| Task to carry out |
Give back all the data exactly, line by line.

| Dataset entries |
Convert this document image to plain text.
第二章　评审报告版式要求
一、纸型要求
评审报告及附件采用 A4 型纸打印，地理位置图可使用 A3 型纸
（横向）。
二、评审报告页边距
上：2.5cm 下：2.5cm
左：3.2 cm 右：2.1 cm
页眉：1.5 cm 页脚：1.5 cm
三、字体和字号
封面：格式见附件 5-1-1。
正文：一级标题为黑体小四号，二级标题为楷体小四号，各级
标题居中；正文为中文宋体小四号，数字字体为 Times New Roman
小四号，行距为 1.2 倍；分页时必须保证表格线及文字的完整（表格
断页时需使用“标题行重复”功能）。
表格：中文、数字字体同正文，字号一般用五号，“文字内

| Correct answer |
Convert this document image to plain text.
第二章　评审报告版式要求
一、纸型要求
评审报告及附件采用 A4 型纸打印，地理位置图可使用 A3 型纸
（横向）。
二、评审报告页边距
上：2.5cm 下：2.5cm
左：3.2 cm 右：2.1 cm
页眉：1.5 cm 页脚：1.5 cm
三、字体和字号
封面：格式见附件 5-1-1。
正文：一级标题为黑体小四号，二级标题为楷体小四号，各级
标题居中；正文为中文宋体小四号，数字字体为 Times New Roman
小四号，行距为 1.2 倍；分页时必须保证表格线及文字的完整（表格
断页时需使用“标题行重复”功能）。
表格：中文、数字字体同正文，字号一般用五号，“文字内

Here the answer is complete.